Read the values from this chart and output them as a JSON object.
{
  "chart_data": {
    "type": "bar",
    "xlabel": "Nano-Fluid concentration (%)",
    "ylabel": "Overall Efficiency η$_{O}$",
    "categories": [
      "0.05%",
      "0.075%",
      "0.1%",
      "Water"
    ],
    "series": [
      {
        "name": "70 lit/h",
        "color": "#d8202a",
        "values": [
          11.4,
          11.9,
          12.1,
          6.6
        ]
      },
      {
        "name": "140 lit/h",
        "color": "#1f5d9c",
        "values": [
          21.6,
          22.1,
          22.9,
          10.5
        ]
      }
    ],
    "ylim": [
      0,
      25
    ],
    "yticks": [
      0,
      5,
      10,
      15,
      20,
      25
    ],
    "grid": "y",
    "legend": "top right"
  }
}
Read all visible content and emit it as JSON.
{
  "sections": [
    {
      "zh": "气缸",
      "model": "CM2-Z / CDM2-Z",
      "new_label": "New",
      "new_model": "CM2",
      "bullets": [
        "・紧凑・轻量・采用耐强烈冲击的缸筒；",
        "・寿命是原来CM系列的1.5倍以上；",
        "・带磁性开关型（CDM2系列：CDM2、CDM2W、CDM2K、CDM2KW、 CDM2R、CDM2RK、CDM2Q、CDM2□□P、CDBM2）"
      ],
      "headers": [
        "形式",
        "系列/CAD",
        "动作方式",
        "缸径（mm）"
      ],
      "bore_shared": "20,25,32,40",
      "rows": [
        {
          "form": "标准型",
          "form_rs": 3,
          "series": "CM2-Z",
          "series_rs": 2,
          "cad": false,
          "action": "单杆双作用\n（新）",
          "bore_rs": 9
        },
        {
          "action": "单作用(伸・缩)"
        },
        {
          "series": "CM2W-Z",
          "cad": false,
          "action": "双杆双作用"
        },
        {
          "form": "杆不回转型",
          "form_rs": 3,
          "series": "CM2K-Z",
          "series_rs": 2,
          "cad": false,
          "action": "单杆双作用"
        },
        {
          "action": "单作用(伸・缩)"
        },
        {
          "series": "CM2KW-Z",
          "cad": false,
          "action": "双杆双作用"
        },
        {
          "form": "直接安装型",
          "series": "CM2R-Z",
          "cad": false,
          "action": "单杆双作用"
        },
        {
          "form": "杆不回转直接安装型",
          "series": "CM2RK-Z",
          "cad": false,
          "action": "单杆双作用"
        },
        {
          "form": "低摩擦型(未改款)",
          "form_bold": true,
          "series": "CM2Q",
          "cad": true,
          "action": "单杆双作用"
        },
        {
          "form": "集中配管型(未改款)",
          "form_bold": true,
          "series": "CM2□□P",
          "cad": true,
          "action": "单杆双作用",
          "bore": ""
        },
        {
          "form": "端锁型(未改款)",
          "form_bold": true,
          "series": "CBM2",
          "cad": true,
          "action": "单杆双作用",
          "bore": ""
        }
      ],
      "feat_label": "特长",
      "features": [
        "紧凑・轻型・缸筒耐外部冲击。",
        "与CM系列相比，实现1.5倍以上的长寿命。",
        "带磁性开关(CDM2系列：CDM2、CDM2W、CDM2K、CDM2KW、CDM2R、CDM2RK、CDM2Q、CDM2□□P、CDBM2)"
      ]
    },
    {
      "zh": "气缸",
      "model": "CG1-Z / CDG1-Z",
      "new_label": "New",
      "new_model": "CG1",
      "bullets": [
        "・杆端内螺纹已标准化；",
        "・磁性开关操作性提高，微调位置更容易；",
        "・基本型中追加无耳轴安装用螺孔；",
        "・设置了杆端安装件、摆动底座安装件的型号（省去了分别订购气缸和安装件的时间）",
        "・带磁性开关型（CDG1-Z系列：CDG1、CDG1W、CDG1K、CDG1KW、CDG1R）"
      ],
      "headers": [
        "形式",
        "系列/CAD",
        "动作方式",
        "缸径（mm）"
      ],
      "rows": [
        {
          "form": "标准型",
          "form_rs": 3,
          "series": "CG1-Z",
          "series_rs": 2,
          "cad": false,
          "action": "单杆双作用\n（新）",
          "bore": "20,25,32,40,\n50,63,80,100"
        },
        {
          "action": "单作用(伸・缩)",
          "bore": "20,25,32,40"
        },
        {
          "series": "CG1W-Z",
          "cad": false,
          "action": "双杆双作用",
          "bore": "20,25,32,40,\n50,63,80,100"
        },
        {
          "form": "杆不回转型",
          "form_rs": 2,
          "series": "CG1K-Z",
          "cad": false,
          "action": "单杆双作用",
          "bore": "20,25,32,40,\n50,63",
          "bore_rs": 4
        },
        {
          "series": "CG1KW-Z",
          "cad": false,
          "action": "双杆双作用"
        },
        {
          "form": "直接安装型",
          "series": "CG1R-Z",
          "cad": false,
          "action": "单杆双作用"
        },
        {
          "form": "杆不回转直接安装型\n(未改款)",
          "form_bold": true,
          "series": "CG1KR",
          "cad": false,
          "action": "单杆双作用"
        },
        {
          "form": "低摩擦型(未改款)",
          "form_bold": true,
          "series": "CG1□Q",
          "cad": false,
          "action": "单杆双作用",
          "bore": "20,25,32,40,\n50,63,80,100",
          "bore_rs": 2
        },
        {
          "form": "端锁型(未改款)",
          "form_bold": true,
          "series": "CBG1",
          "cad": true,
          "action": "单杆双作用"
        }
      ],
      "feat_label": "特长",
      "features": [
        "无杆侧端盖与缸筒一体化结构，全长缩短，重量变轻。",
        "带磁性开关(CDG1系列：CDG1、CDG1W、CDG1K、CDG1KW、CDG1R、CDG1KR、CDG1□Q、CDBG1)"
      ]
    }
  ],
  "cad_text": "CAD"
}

******************************

Written task: Set down the listing in full, keeping every word exactly as it is.

Problem solution:
Read the values from this chart and output them as a JSON object.
{
  "chart_data": {
    "type": "bar",
    "xlabel": "Nano-Fluid concentration (%)",
    "ylabel": "Overall Efficiency η$_{O}$",
    "categories": [
      "0.05%",
      "0.075%",
      "0.1%",
      "Water"
    ],
    "series": [
      {
        "name": "70 lit/h",
        "color": "#d8202a",
        "values": [
          11.4,
          11.9,
          12.1,
          6.6
        ]
      },
      {
        "name": "140 lit/h",
        "color": "#1f5d9c",
        "values": [
          21.6,
          22.1,
          22.9,
          10.5
        ]
      }
    ],
    "ylim": [
      0,
      25
    ],
    "yticks": [
      0,
      5,
      10,
      15,
      20,
      25
    ],
    "grid": "y",
    "legend": "top right"
  }
}
Read all visible content and emit it as JSON.
{
  "sections": [
    {
      "zh": "气缸",
      "model": "CM2-Z / CDM2-Z",
      "new_label": "New",
      "new_model": "CM2",
      "bullets": [
        "・紧凑・轻量・采用耐强烈冲击的缸筒；",
        "・寿命是原来CM系列的1.5倍以上；",
        "・带磁性开关型（CDM2系列：CDM2、CDM2W、CDM2K、CDM2KW、 CDM2R、CDM2RK、CDM2Q、CDM2□□P、CDBM2）"
      ],
      "headers": [
        "形式",
        "系列/CAD",
        "动作方式",
        "缸径（mm）"
      ],
      "bore_shared": "20,25,32,40",
      "rows": [
        {
          "form": "标准型",
          "form_rs": 3,
          "series": "CM2-Z",
          "series_rs": 2,
          "cad": false,
          "action": "单杆双作用\n（新）",
          "bore_rs": 9
        },
        {
          "action": "单作用(伸・缩)"
        },
        {
          "series": "CM2W-Z",
          "cad": false,
          "action": "双杆双作用"
        },
        {
          "form": "杆不回转型",
          "form_rs": 3,
          "series": "CM2K-Z",
          "series_rs": 2,
          "cad": false,
          "action": "单杆双作用"
        },
        {
          "action": "单作用(伸・缩)"
        },
        {
          "series": "CM2KW-Z",
          "cad": false,
          "action": "双杆双作用"
        },
        {
          "form": "直接安装型",
          "series": "CM2R-Z",
          "cad": false,
          "action": "单杆双作用"
        },
        {
          "form": "杆不回转直接安装型",
          "series": "CM2RK-Z",
          "cad": false,
          "action": "单杆双作用"
        },
        {
          "form": "低摩擦型(未改款)",
          "form_bold": true,
          "series": "CM2Q",
          "cad": true,
          "action": "单杆双作用"
        },
        {
          "form": "集中配管型(未改款)",
          "form_bold": true,
          "series": "CM2□□P",
          "cad": true,
          "action": "单杆双作用",
          "bore": ""
        },
        {
          "form": "端锁型(未改款)",
          "form_bold": true,
          "series": "CBM2",
          "cad": true,
          "action": "单杆双作用",
          "bore": ""
        }
      ],
      "feat_label": "特长",
      "features": [
        "紧凑・轻型・缸筒耐外部冲击。",
        "与CM系列相比，实现1.5倍以上的长寿命。",
        "带磁性开关(CDM2系列：CDM2、CDM2W、CDM2K、CDM2KW、CDM2R、CDM2RK、CDM2Q、CDM2□□P、CDBM2)"
      ]
    },
    {
      "zh": "气缸",
      "model": "CG1-Z / CDG1-Z",
      "new_label": "New",
      "new_model": "CG1",
      "bullets": [
        "・杆端内螺纹已标准化；",
        "・磁性开关操作性提高，微调位置更容易；",
        "・基本型中追加无耳轴安装用螺孔；",
        "・设置了杆端安装件、摆动底座安装件的型号（省去了分别订购气缸和安装件的时间）",
        "・带磁性开关型（CDG1-Z系列：CDG1、CDG1W、CDG1K、CDG1KW、CDG1R）"
      ],
      "headers": [
        "形式",
        "系列/CAD",
        "动作方式",
        "缸径（mm）"
      ],
      "rows": [
        {
          "form": "标准型",
          "form_rs": 3,
          "series": "CG1-Z",
          "series_rs": 2,
          "cad": false,
          "action": "单杆双作用\n（新）",
          "bore": "20,25,32,40,\n50,63,80,100"
        },
        {
          "action": "单作用(伸・缩)",
          "bore": "20,25,32,40"
        },
        {
          "series": "CG1W-Z",
          "cad": false,
          "action": "双杆双作用",
          "bore": "20,25,32,40,\n50,63,80,100"
        },
        {
          "form": "杆不回转型",
          "form_rs": 2,
          "series": "CG1K-Z",
          "cad": false,
          "action": "单杆双作用",
          "bore": "20,25,32,40,\n50,63",
          "bore_rs": 4
        },
        {
          "series": "CG1KW-Z",
          "cad": false,
          "action": "双杆双作用"
        },
        {
          "form": "直接安装型",
          "series": "CG1R-Z",
          "cad": false,
          "action": "单杆双作用"
        },
        {
          "form": "杆不回转直接安装型\n(未改款)",
          "form_bold": true,
          "series": "CG1KR",
          "cad": false,
          "action": "单杆双作用"
        },
        {
          "form": "低摩擦型(未改款)",
          "form_bold": true,
          "series": "CG1□Q",
          "cad": false,
          "action": "单杆双作用",
          "bore": "20,25,32,40,\n50,63,80,100",
          "bore_rs": 2
        },
        {
          "form": "端锁型(未改款)",
          "form_bold": true,
          "series": "CBG1",
          "cad": true,
          "action": "单杆双作用"
        }
      ],
      "feat_label": "特长",
      "features": [
        "无杆侧端盖与缸筒一体化结构，全长缩短，重量变轻。",
        "带磁性开关(CDG1系列：CDG1、CDG1W、CDG1K、CDG1KW、CDG1R、CDG1KR、CDG1□Q、CDBG1)"
      ]
    }
  ],
  "cad_text": "CAD"
}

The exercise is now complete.